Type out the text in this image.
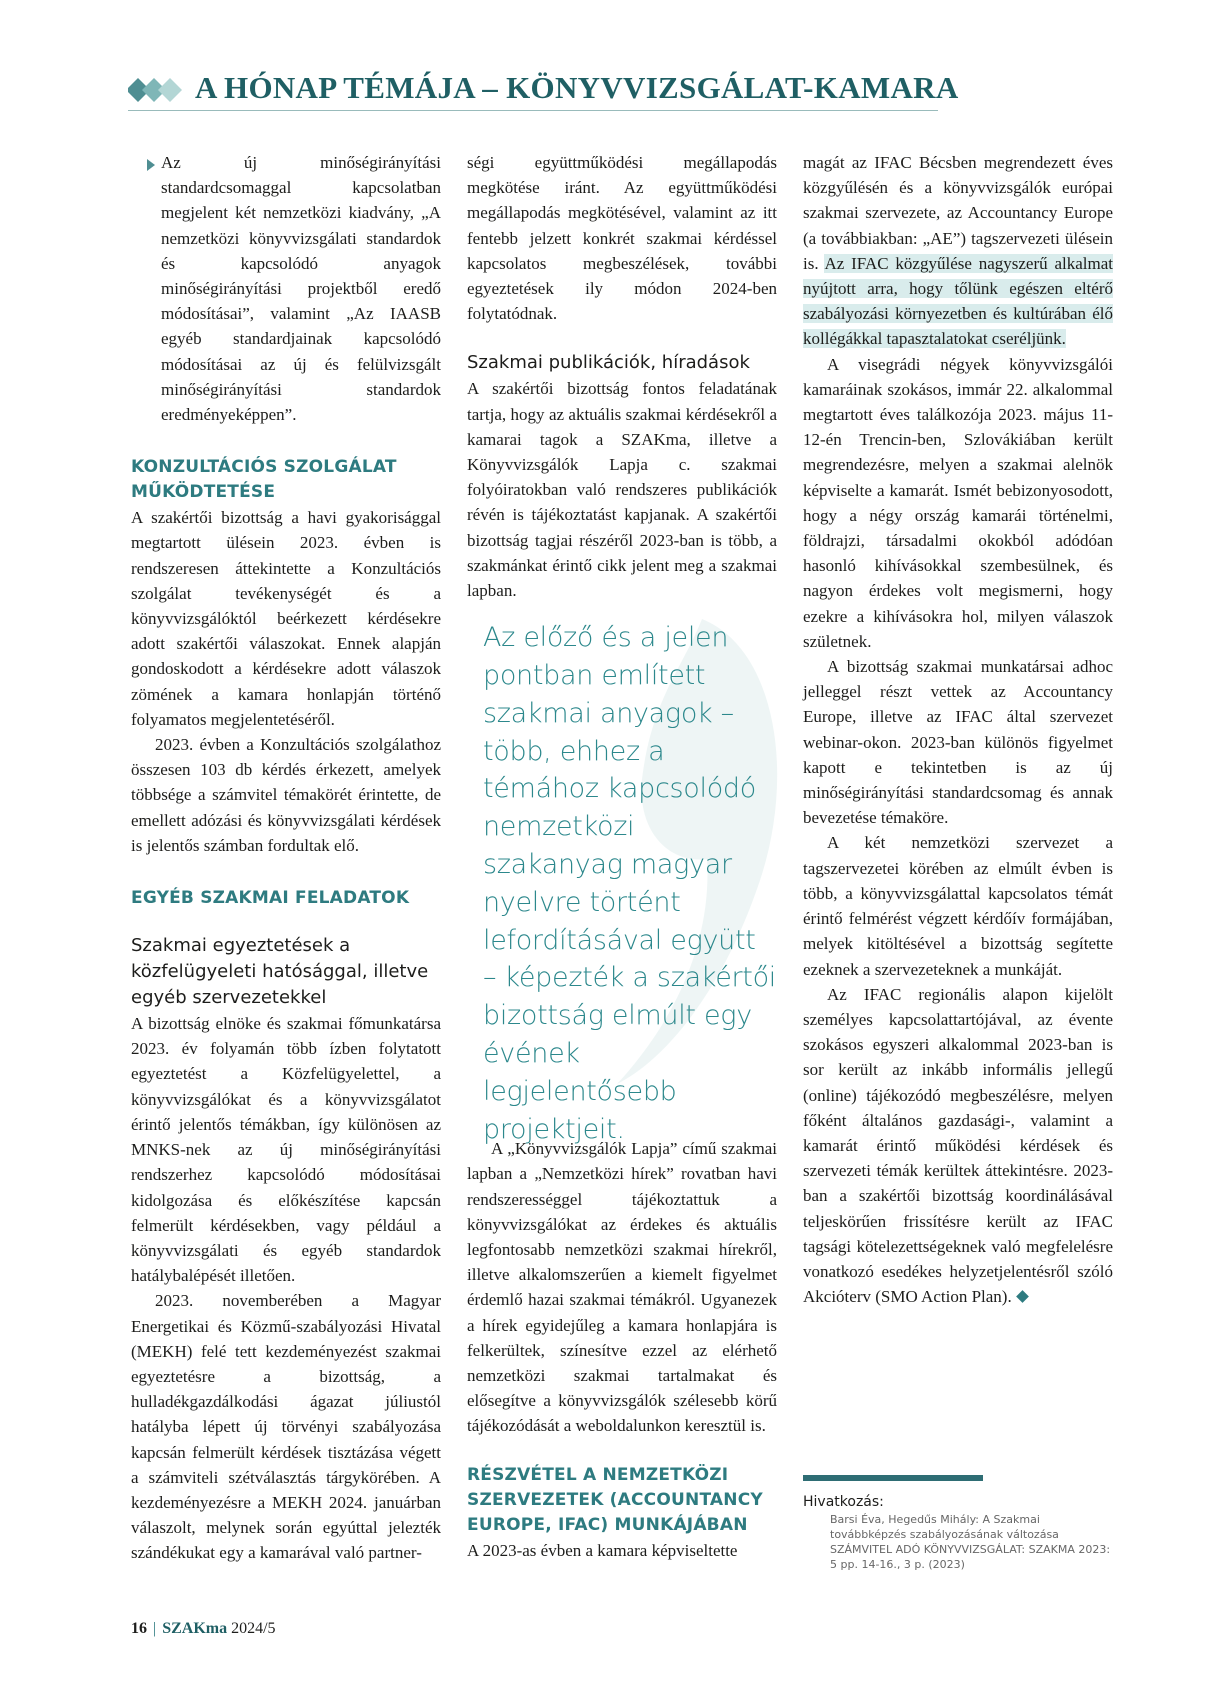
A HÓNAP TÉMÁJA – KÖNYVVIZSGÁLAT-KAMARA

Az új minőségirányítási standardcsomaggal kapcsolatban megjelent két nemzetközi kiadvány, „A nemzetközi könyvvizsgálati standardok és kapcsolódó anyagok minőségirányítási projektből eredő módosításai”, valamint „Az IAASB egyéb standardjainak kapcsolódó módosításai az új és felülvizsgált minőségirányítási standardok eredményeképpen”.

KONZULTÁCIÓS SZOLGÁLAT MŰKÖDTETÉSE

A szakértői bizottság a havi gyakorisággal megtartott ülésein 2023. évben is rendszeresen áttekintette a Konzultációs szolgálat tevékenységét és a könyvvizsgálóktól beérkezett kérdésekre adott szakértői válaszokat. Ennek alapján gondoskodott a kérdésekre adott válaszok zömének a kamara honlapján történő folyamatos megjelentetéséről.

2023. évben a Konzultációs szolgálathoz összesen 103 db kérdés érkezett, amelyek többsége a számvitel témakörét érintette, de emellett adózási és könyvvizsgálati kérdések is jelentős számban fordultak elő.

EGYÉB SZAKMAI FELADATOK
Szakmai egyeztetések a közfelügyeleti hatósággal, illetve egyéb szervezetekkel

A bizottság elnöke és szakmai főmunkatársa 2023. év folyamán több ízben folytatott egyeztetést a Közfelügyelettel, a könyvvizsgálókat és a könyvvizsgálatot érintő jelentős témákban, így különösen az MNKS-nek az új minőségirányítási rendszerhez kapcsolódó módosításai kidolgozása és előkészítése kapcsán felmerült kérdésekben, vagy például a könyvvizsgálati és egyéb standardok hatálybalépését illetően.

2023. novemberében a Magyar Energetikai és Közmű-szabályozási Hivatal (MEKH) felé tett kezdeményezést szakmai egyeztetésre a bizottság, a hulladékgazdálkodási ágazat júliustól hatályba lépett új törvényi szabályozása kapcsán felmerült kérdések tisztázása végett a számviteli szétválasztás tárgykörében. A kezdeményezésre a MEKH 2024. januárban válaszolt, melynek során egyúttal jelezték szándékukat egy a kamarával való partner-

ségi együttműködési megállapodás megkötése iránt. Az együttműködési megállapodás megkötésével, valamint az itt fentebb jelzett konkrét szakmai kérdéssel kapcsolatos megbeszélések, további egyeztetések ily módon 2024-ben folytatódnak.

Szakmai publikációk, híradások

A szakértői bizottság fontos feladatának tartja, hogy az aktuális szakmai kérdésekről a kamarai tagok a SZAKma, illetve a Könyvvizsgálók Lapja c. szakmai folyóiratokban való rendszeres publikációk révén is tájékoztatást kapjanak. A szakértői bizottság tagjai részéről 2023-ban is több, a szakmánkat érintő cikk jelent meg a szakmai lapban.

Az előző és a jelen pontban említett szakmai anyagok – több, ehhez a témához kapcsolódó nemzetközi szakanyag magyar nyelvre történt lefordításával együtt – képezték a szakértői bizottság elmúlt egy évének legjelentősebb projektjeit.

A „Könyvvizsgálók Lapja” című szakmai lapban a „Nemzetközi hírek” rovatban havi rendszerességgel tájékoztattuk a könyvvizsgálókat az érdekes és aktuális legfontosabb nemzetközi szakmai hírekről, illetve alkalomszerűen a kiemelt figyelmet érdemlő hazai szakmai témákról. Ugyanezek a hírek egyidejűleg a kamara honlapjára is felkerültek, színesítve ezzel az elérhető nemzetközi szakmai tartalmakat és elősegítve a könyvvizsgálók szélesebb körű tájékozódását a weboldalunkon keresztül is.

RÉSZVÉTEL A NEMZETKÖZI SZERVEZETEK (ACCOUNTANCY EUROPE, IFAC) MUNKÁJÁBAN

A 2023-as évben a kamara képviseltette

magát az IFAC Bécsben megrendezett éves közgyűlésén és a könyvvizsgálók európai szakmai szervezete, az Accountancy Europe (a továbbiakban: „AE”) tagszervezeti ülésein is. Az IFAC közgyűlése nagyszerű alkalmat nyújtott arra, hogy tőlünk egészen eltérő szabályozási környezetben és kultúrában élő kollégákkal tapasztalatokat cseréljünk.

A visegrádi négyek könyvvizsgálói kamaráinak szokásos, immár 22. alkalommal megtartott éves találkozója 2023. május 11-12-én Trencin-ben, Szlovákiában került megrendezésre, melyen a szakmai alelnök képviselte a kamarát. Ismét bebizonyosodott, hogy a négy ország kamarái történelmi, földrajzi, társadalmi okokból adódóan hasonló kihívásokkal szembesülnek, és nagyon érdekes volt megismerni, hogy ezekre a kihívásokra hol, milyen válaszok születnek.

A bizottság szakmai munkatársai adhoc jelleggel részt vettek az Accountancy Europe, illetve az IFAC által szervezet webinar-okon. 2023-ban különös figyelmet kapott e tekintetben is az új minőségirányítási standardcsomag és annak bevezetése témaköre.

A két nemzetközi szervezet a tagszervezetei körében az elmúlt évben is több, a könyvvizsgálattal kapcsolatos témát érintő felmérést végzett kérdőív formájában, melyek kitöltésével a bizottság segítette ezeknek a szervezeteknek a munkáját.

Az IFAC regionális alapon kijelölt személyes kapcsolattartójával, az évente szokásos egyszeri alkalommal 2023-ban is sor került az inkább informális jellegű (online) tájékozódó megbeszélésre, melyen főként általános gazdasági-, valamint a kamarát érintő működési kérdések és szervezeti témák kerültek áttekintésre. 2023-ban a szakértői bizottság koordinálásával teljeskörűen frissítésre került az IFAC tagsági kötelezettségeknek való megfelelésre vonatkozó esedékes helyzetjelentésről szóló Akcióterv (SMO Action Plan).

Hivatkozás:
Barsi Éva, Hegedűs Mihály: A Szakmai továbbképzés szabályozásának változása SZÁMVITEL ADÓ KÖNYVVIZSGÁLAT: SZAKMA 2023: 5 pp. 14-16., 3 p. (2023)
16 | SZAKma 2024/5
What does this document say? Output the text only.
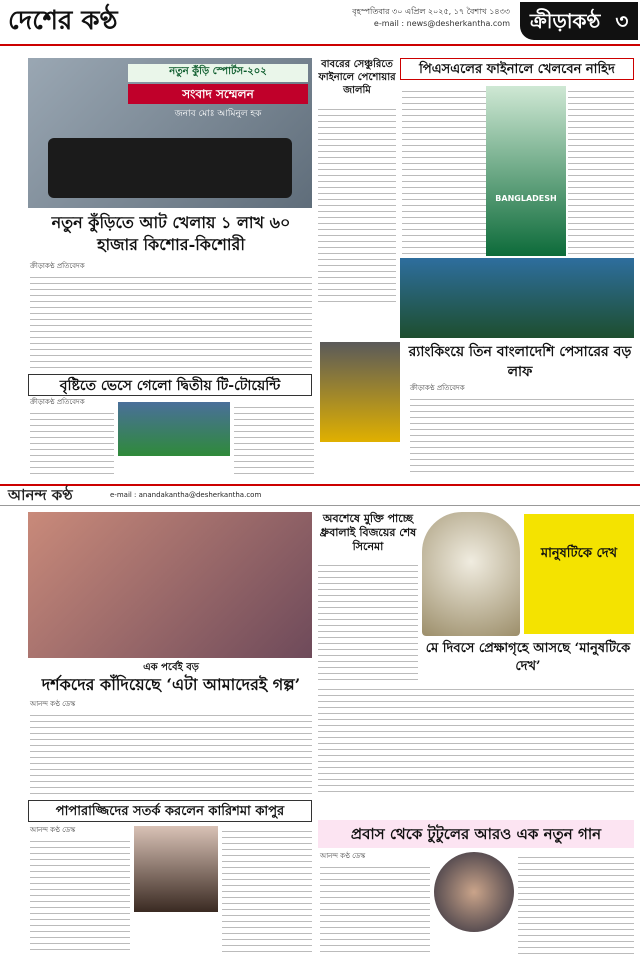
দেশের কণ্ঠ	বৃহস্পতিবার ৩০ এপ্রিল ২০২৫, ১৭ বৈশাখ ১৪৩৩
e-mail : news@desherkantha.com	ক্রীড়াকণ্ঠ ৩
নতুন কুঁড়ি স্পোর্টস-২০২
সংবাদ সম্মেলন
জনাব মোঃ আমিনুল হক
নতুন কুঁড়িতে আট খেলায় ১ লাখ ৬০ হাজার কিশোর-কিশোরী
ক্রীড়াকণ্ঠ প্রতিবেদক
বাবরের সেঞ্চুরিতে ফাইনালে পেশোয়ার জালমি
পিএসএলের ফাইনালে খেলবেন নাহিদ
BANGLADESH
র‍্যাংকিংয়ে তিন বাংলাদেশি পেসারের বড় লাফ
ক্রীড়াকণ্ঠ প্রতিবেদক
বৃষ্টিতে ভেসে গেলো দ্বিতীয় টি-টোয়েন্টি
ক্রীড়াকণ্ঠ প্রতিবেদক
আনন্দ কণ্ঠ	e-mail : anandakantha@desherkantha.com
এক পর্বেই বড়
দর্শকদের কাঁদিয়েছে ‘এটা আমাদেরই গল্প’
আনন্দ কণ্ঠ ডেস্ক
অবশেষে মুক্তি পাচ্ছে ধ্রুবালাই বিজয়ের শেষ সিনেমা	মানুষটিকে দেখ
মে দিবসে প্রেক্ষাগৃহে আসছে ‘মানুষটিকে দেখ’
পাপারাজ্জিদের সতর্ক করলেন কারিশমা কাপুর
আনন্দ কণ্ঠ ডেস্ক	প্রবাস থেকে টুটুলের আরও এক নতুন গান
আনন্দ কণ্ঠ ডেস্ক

=-=-=-=-=

Retype the records exactly. Any image in them should not appear in what you write.

» Expected output
Type out the text in this image.
A HÓNAP TÉMÁJA – KÖNYVVIZSGÁLAT-KAMARA

Az új minőségirányítási standardcsomaggal kapcsolatban megjelent két nemzetközi kiadvány, „A nemzetközi könyvvizsgálati standardok és kapcsolódó anyagok minőségirányítási projektből eredő módosításai”, valamint „Az IAASB egyéb standardjainak kapcsolódó módosításai az új és felülvizsgált minőségirányítási standardok eredményeképpen”.

KONZULTÁCIÓS SZOLGÁLAT MŰKÖDTETÉSE

A szakértői bizottság a havi gyakorisággal megtartott ülésein 2023. évben is rendszeresen áttekintette a Konzultációs szolgálat tevékenységét és a könyvvizsgálóktól beérkezett kérdésekre adott szakértői válaszokat. Ennek alapján gondoskodott a kérdésekre adott válaszok zömének a kamara honlapján történő folyamatos megjelentetéséről.

2023. évben a Konzultációs szolgálathoz összesen 103 db kérdés érkezett, amelyek többsége a számvitel témakörét érintette, de emellett adózási és könyvvizsgálati kérdések is jelentős számban fordultak elő.

EGYÉB SZAKMAI FELADATOK
Szakmai egyeztetések a közfelügyeleti hatósággal, illetve egyéb szervezetekkel

A bizottság elnöke és szakmai főmunkatársa 2023. év folyamán több ízben folytatott egyeztetést a Közfelügyelettel, a könyvvizsgálókat és a könyvvizsgálatot érintő jelentős témákban, így különösen az MNKS-nek az új minőségirányítási rendszerhez kapcsolódó módosításai kidolgozása és előkészítése kapcsán felmerült kérdésekben, vagy például a könyvvizsgálati és egyéb standardok hatálybalépését illetően.

2023. novemberében a Magyar Energetikai és Közmű-szabályozási Hivatal (MEKH) felé tett kezdeményezést szakmai egyeztetésre a bizottság, a hulladékgazdálkodási ágazat júliustól hatályba lépett új törvényi szabályozása kapcsán felmerült kérdések tisztázása végett a számviteli szétválasztás tárgykörében. A kezdeményezésre a MEKH 2024. januárban válaszolt, melynek során egyúttal jelezték szándékukat egy a kamarával való partner-

ségi együttműködési megállapodás megkötése iránt. Az együttműködési megállapodás megkötésével, valamint az itt fentebb jelzett konkrét szakmai kérdéssel kapcsolatos megbeszélések, további egyeztetések ily módon 2024-ben folytatódnak.

Szakmai publikációk, híradások

A szakértői bizottság fontos feladatának tartja, hogy az aktuális szakmai kérdésekről a kamarai tagok a SZAKma, illetve a Könyvvizsgálók Lapja c. szakmai folyóiratokban való rendszeres publikációk révén is tájékoztatást kapjanak. A szakértői bizottság tagjai részéről 2023-ban is több, a szakmánkat érintő cikk jelent meg a szakmai lapban.

Az előző és a jelen pontban említett szakmai anyagok – több, ehhez a témához kapcsolódó nemzetközi szakanyag magyar nyelvre történt lefordításával együtt – képezték a szakértői bizottság elmúlt egy évének legjelentősebb projektjeit.

A „Könyvvizsgálók Lapja” című szakmai lapban a „Nemzetközi hírek” rovatban havi rendszerességgel tájékoztattuk a könyvvizsgálókat az érdekes és aktuális legfontosabb nemzetközi szakmai hírekről, illetve alkalomszerűen a kiemelt figyelmet érdemlő hazai szakmai témákról. Ugyanezek a hírek egyidejűleg a kamara honlapjára is felkerültek, színesítve ezzel az elérhető nemzetközi szakmai tartalmakat és elősegítve a könyvvizsgálók szélesebb körű tájékozódását a weboldalunkon keresztül is.

RÉSZVÉTEL A NEMZETKÖZI SZERVEZETEK (ACCOUNTANCY EUROPE, IFAC) MUNKÁJÁBAN

A 2023-as évben a kamara képviseltette

magát az IFAC Bécsben megrendezett éves közgyűlésén és a könyvvizsgálók európai szakmai szervezete, az Accountancy Europe (a továbbiakban: „AE”) tagszervezeti ülésein is. Az IFAC közgyűlése nagyszerű alkalmat nyújtott arra, hogy tőlünk egészen eltérő szabályozási környezetben és kultúrában élő kollégákkal tapasztalatokat cseréljünk.

A visegrádi négyek könyvvizsgálói kamaráinak szokásos, immár 22. alkalommal megtartott éves találkozója 2023. május 11-12-én Trencin-ben, Szlovákiában került megrendezésre, melyen a szakmai alelnök képviselte a kamarát. Ismét bebizonyosodott, hogy a négy ország kamarái történelmi, földrajzi, társadalmi okokból adódóan hasonló kihívásokkal szembesülnek, és nagyon érdekes volt megismerni, hogy ezekre a kihívásokra hol, milyen válaszok születnek.

A bizottság szakmai munkatársai adhoc jelleggel részt vettek az Accountancy Europe, illetve az IFAC által szervezet webinar-okon. 2023-ban különös figyelmet kapott e tekintetben is az új minőségirányítási standardcsomag és annak bevezetése témaköre.

A két nemzetközi szervezet a tagszervezetei körében az elmúlt évben is több, a könyvvizsgálattal kapcsolatos témát érintő felmérést végzett kérdőív formájában, melyek kitöltésével a bizottság segítette ezeknek a szervezeteknek a munkáját.

Az IFAC regionális alapon kijelölt személyes kapcsolattartójával, az évente szokásos egyszeri alkalommal 2023-ban is sor került az inkább informális jellegű (online) tájékozódó megbeszélésre, melyen főként általános gazdasági-, valamint a kamarát érintő működési kérdések és szervezeti témák kerültek áttekintésre. 2023-ban a szakértői bizottság koordinálásával teljeskörűen frissítésre került az IFAC tagsági kötelezettségeknek való megfelelésre vonatkozó esedékes helyzetjelentésről szóló Akcióterv (SMO Action Plan).

Hivatkozás:
Barsi Éva, Hegedűs Mihály: A Szakmai továbbképzés szabályozásának változása SZÁMVITEL ADÓ KÖNYVVIZSGÁLAT: SZAKMA 2023: 5 pp. 14-16., 3 p. (2023)
16 | SZAKma 2024/5
What does this document say? Output the text only.
দেশের কণ্ঠ	বৃহস্পতিবার ৩০ এপ্রিল ২০২৫, ১৭ বৈশাখ ১৪৩৩
e-mail : news@desherkantha.com	ক্রীড়াকণ্ঠ ৩
নতুন কুঁড়ি স্পোর্টস-২০২
সংবাদ সম্মেলন
জনাব মোঃ আমিনুল হক
নতুন কুঁড়িতে আট খেলায় ১ লাখ ৬০ হাজার কিশোর-কিশোরী
ক্রীড়াকণ্ঠ প্রতিবেদক
বাবরের সেঞ্চুরিতে ফাইনালে পেশোয়ার জালমি
পিএসএলের ফাইনালে খেলবেন নাহিদ
BANGLADESH
র‍্যাংকিংয়ে তিন বাংলাদেশি পেসারের বড় লাফ
ক্রীড়াকণ্ঠ প্রতিবেদক
বৃষ্টিতে ভেসে গেলো দ্বিতীয় টি-টোয়েন্টি
ক্রীড়াকণ্ঠ প্রতিবেদক
আনন্দ কণ্ঠ	e-mail : anandakantha@desherkantha.com
এক পর্বেই বড়
দর্শকদের কাঁদিয়েছে ‘এটা আমাদেরই গল্প’
আনন্দ কণ্ঠ ডেস্ক
অবশেষে মুক্তি পাচ্ছে ধ্রুবালাই বিজয়ের শেষ সিনেমা	মানুষটিকে দেখ
মে দিবসে প্রেক্ষাগৃহে আসছে ‘মানুষটিকে দেখ’
পাপারাজ্জিদের সতর্ক করলেন কারিশমা কাপুর
আনন্দ কণ্ঠ ডেস্ক	প্রবাস থেকে টুটুলের আরও এক নতুন গান
আনন্দ কণ্ঠ ডেস্ক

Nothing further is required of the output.